■ Short task:
Extract all lines that hold "Single" from the records below.

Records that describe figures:

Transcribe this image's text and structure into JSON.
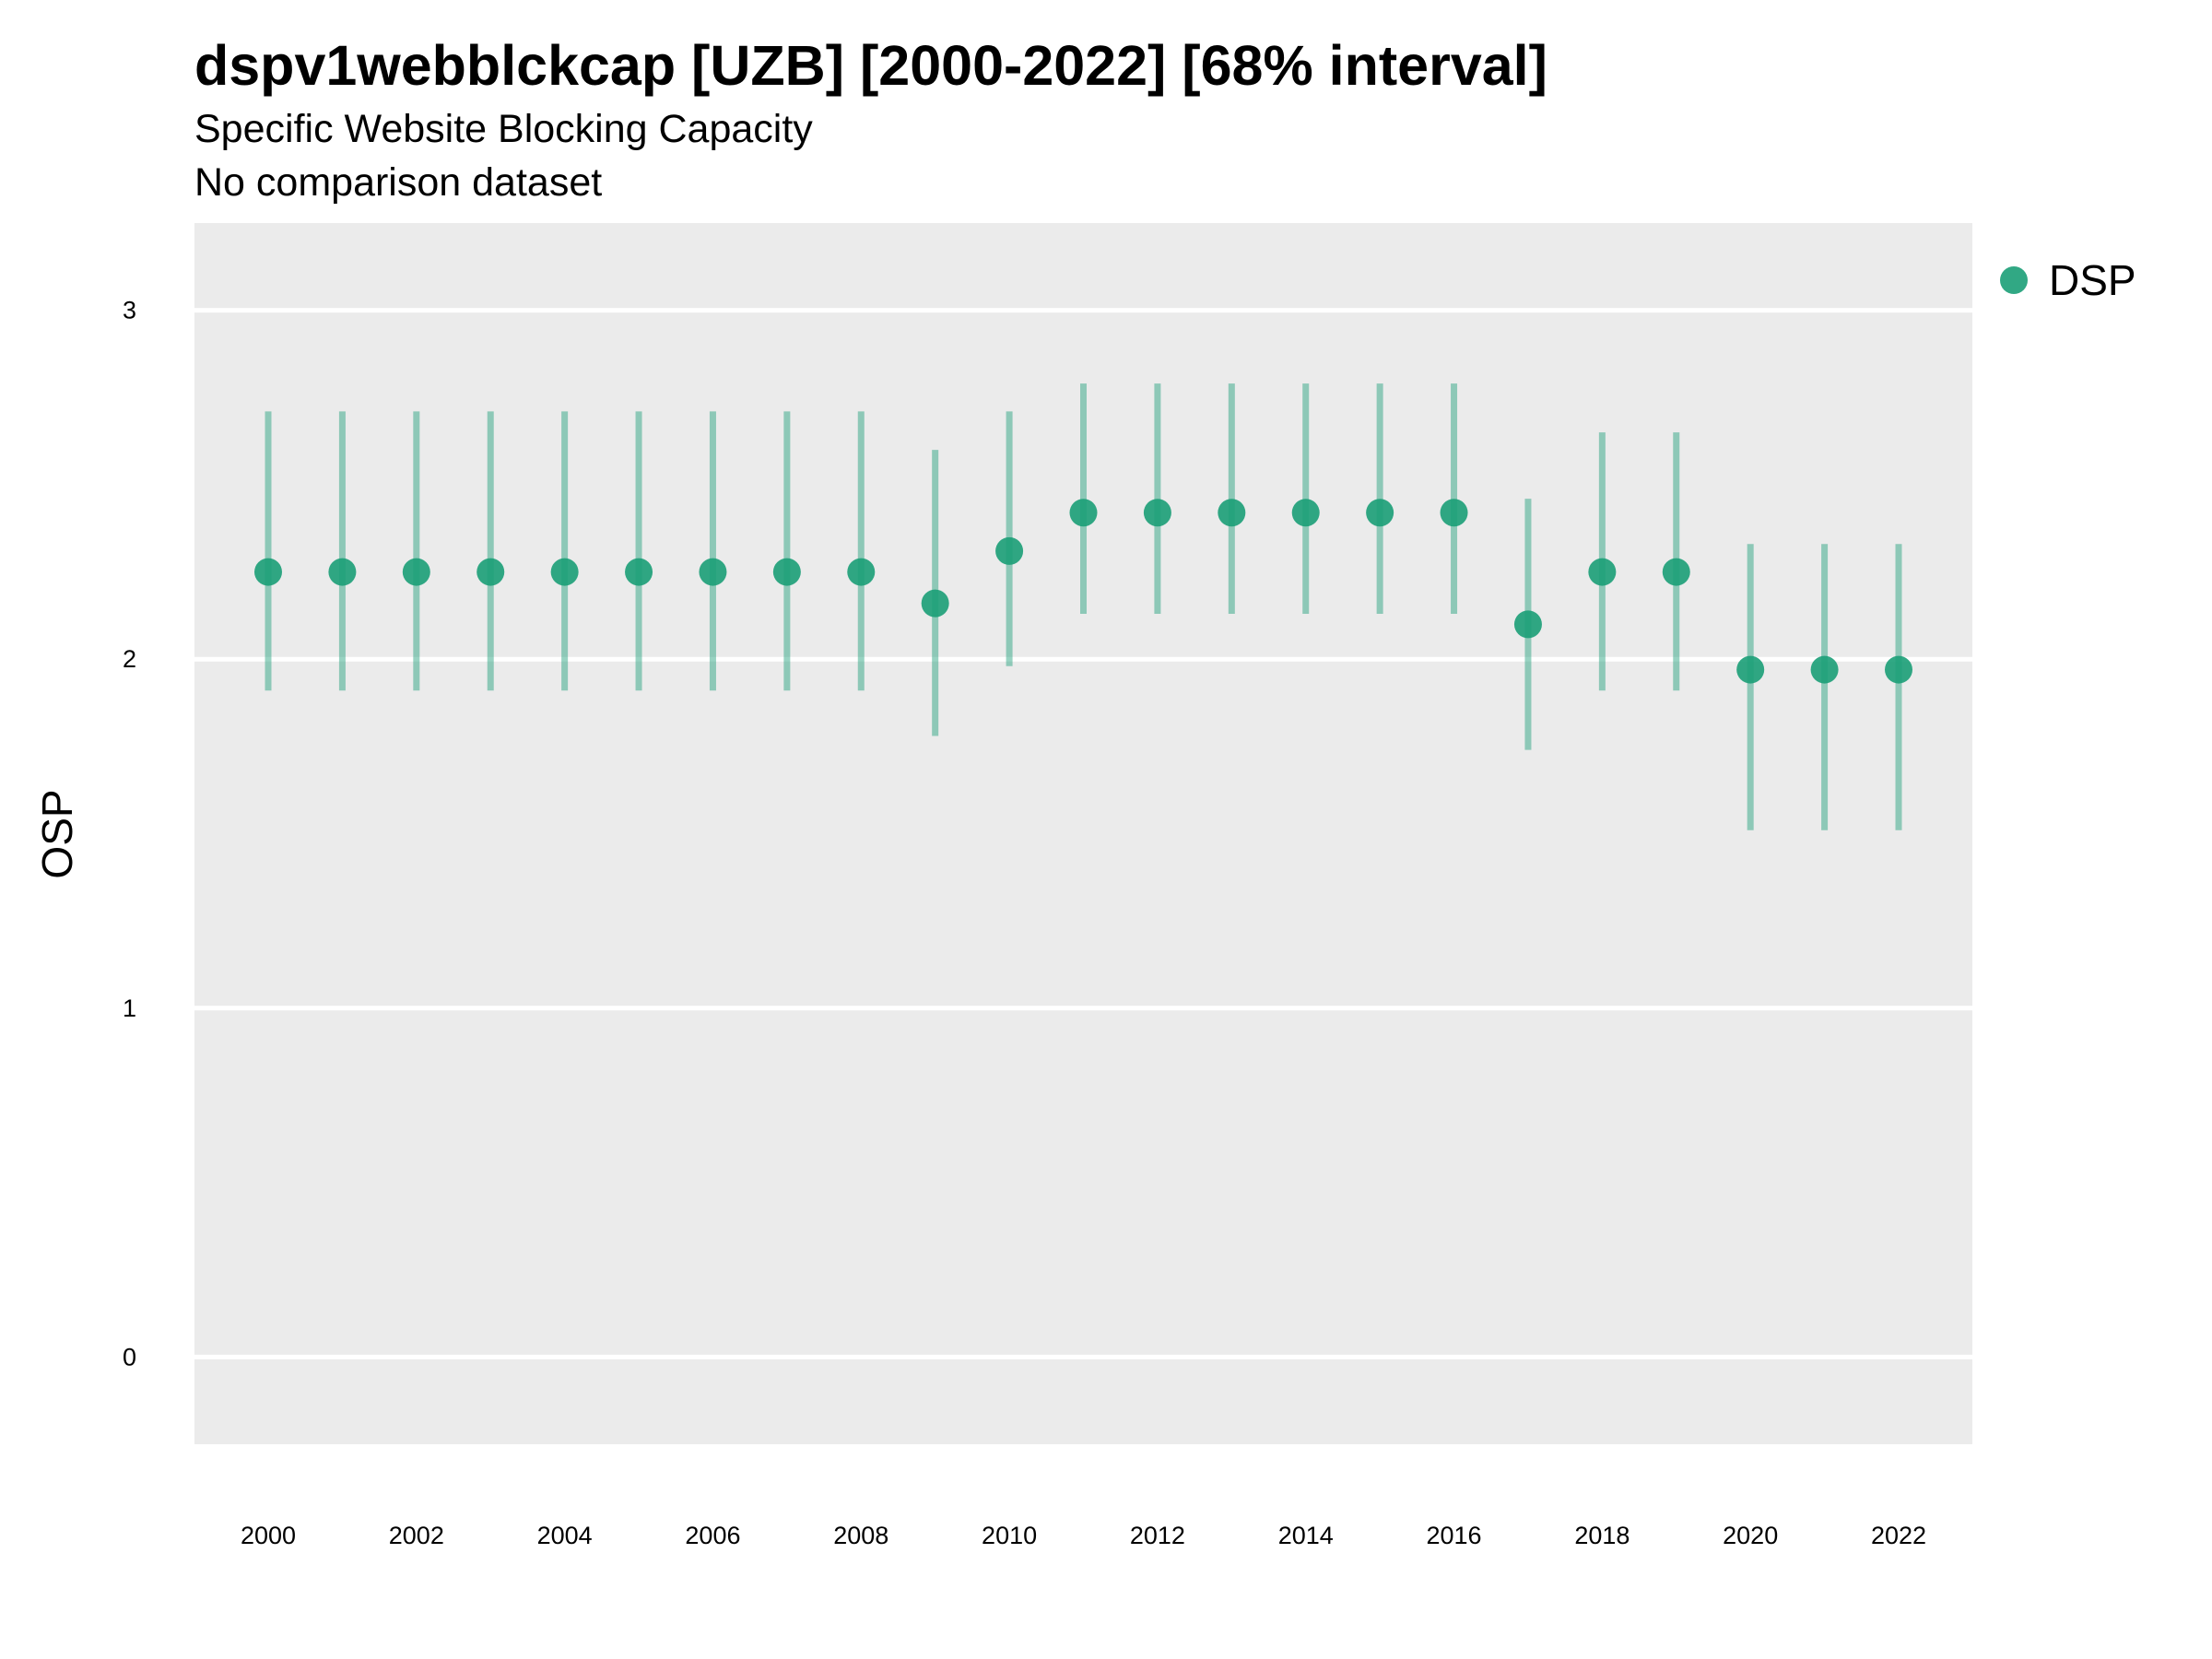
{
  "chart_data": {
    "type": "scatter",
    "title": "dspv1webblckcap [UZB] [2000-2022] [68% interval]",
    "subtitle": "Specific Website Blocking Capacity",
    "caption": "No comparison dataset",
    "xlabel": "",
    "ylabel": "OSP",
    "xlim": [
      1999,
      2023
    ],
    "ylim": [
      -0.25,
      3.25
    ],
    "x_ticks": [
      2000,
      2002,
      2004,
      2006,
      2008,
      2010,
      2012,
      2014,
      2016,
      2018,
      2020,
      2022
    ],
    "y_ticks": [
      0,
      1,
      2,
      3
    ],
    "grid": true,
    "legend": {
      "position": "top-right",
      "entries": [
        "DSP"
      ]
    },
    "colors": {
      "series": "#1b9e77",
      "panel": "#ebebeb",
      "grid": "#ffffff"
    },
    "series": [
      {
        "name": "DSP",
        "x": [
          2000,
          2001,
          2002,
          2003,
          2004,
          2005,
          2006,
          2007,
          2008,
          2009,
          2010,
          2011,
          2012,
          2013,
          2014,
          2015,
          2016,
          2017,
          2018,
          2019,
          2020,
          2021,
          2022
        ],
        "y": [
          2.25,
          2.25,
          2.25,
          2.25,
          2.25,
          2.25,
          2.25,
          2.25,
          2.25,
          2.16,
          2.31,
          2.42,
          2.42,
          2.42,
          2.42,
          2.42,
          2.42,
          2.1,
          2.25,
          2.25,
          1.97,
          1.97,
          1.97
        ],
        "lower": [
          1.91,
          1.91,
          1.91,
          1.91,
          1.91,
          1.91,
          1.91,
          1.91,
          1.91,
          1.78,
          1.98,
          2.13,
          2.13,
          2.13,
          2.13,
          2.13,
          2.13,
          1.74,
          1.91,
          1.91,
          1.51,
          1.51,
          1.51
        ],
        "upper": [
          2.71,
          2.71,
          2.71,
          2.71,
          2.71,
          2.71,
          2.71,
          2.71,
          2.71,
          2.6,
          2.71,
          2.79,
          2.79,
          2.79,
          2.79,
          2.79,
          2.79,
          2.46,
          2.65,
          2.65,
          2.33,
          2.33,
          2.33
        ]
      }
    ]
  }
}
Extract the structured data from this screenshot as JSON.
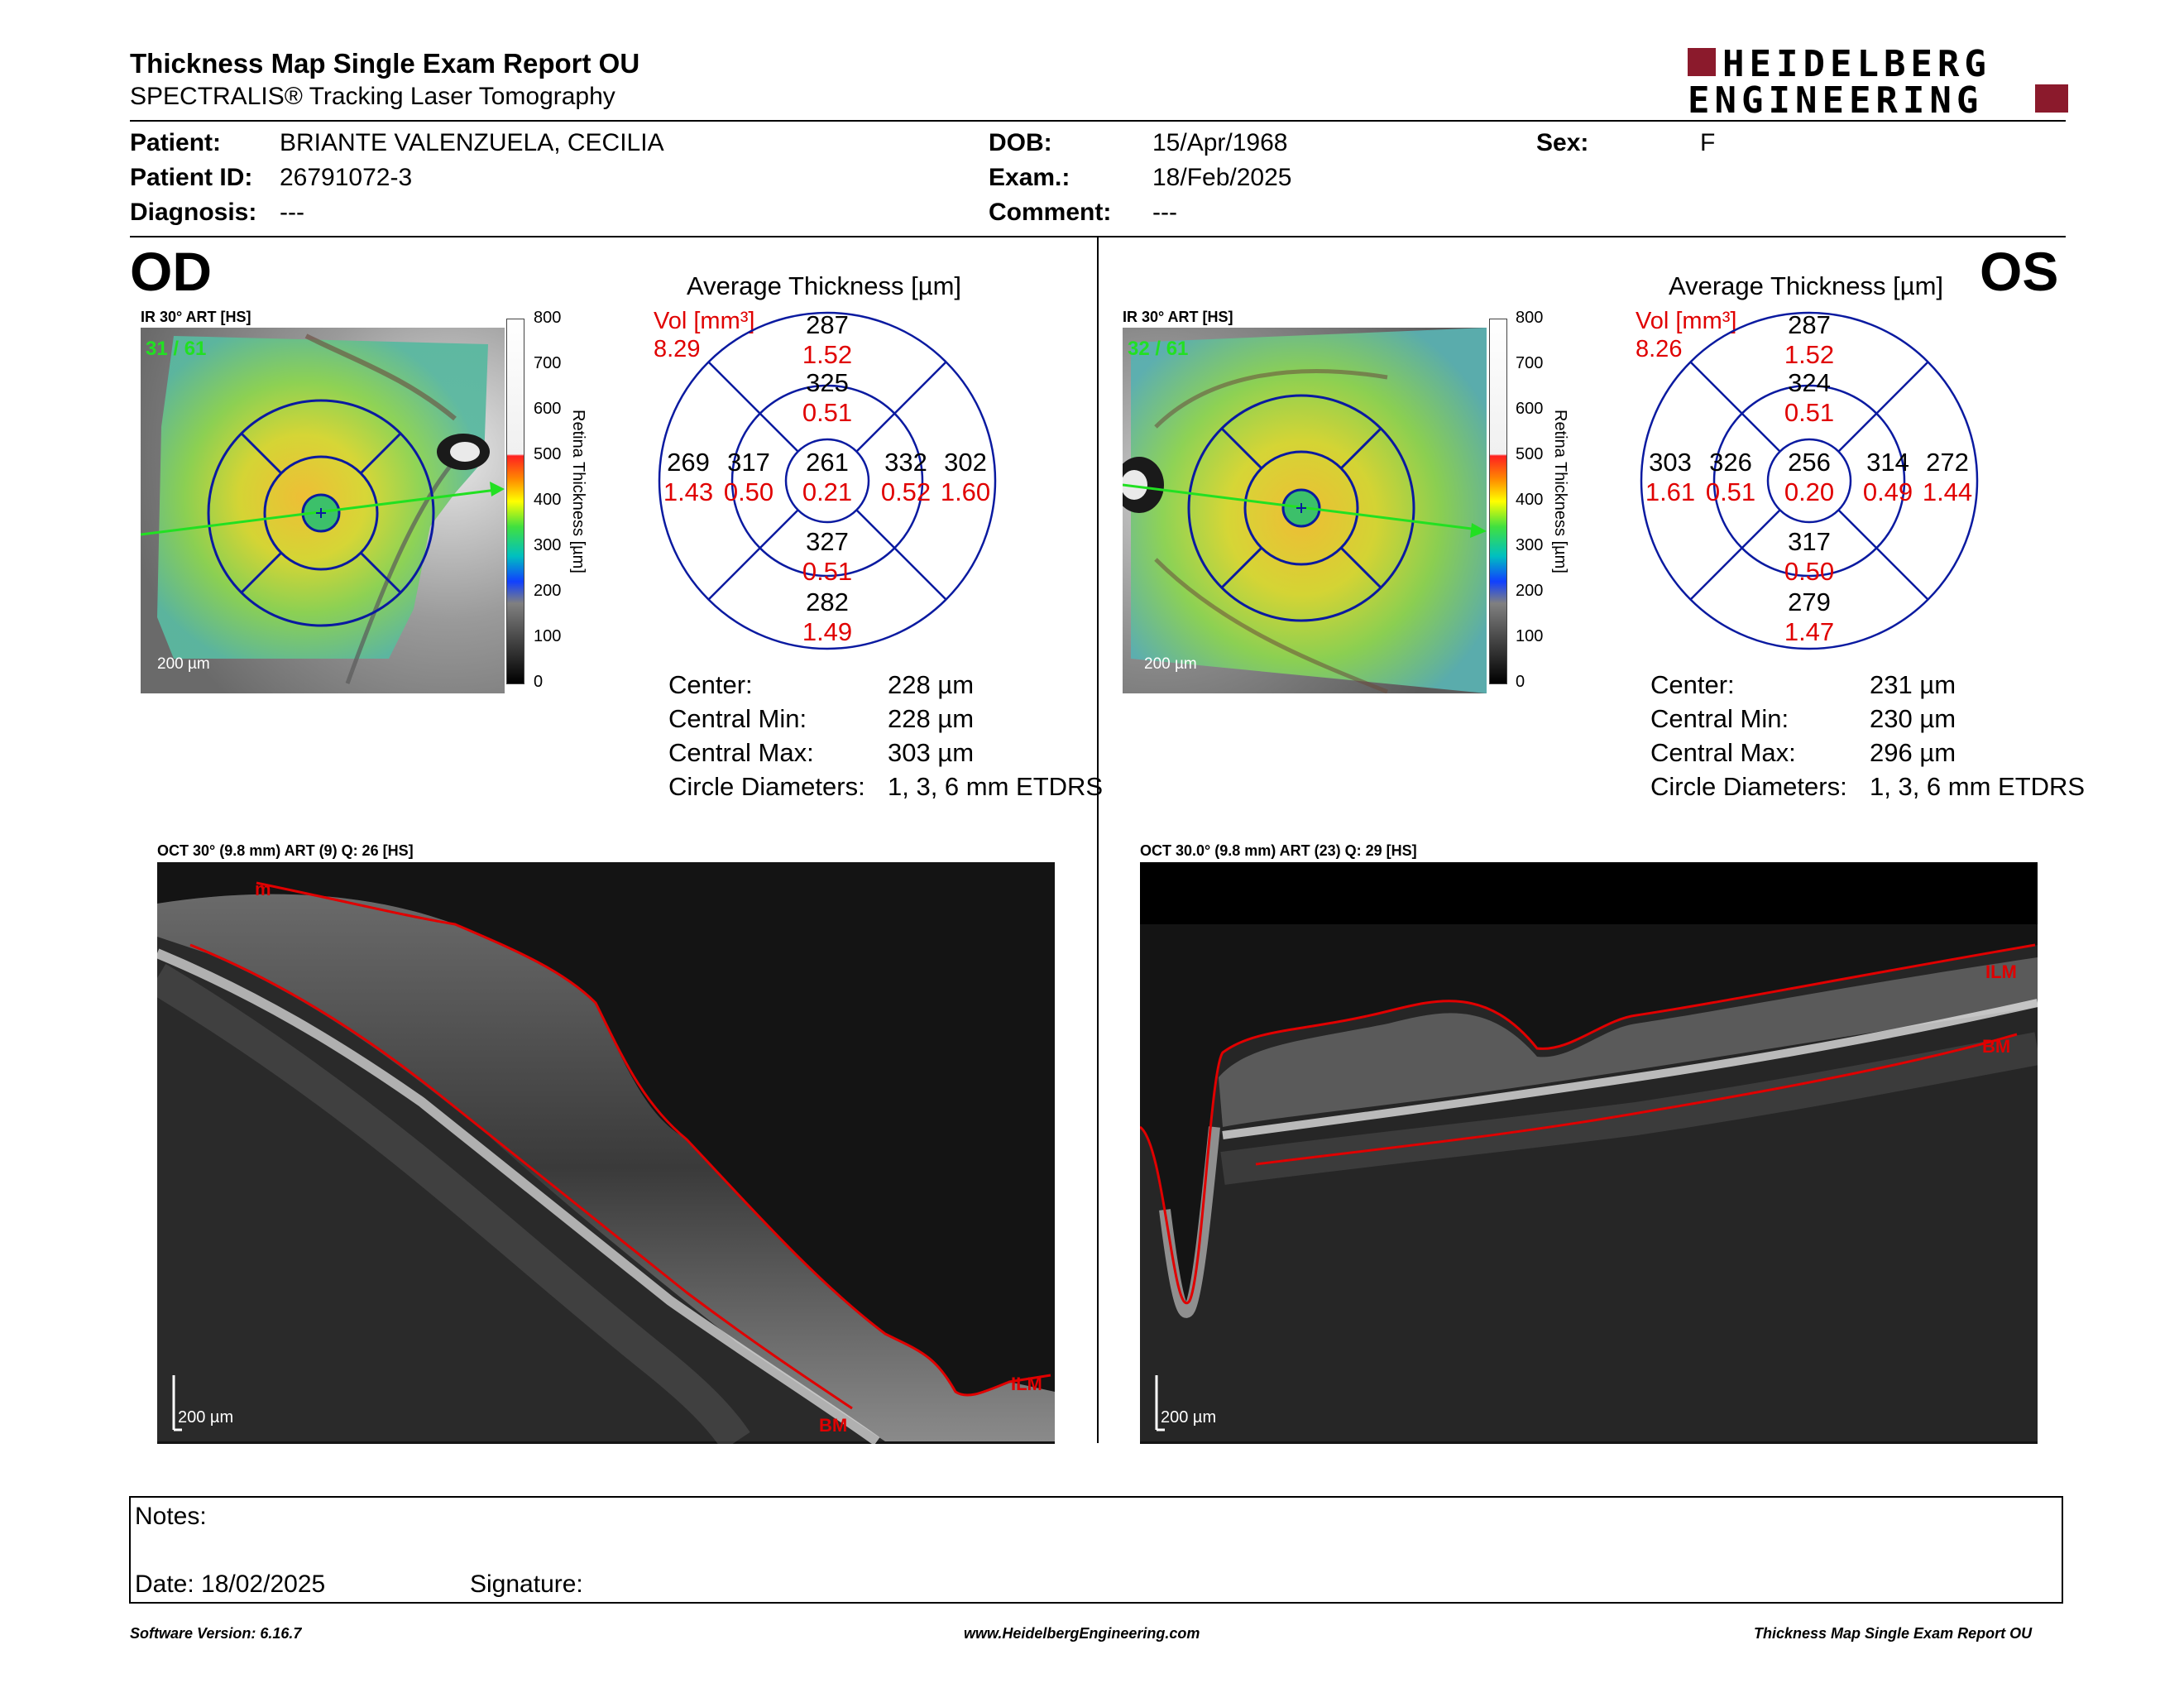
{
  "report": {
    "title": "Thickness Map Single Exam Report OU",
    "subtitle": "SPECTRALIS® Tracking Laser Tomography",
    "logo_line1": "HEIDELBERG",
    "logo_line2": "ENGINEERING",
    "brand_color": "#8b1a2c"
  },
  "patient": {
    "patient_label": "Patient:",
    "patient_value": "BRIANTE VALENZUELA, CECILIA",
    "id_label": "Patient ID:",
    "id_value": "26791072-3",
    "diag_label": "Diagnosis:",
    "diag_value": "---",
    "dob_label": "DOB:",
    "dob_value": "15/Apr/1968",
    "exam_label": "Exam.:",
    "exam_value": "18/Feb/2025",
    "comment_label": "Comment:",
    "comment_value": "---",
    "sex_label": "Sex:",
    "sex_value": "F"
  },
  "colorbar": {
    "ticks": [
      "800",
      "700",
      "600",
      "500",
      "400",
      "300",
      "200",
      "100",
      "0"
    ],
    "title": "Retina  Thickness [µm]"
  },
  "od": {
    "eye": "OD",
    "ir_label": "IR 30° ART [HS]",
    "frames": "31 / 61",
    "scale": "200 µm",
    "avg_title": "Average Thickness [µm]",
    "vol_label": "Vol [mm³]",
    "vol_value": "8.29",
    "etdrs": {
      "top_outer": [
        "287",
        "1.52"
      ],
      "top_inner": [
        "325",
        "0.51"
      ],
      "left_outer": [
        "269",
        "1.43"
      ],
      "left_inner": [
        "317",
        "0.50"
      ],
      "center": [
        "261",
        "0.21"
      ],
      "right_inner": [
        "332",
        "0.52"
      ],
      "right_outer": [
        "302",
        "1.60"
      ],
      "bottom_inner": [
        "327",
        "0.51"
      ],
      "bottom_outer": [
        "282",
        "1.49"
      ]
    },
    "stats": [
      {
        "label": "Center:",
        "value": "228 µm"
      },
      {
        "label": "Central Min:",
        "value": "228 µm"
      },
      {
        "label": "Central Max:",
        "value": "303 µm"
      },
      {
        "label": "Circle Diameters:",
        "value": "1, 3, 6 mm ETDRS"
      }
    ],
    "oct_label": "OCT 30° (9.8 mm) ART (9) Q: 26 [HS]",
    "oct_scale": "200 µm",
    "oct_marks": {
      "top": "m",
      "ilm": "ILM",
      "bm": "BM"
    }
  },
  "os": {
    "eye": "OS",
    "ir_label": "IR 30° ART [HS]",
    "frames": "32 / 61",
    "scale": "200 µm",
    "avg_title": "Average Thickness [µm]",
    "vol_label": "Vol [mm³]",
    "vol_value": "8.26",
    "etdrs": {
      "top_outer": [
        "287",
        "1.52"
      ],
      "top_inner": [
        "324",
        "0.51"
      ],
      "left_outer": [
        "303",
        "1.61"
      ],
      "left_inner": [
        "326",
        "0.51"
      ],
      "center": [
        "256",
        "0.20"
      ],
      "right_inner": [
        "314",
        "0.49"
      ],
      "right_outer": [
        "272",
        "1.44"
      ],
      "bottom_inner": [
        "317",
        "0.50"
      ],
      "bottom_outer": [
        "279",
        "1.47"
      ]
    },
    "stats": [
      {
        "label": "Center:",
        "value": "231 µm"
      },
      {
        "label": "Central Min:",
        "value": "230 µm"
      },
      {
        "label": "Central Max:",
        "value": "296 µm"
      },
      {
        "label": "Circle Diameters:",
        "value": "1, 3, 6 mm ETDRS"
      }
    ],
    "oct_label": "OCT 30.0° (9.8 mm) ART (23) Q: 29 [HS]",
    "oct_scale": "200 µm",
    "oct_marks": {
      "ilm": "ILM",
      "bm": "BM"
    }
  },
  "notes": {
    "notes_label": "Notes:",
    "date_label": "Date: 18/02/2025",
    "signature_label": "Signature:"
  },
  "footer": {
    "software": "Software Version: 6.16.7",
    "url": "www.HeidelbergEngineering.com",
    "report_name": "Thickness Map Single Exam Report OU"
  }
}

■ Correct output:
    "title": "Thickness Map Single Exam Report OU",
    "report_name": "Thickness Map Single Exam Report OU"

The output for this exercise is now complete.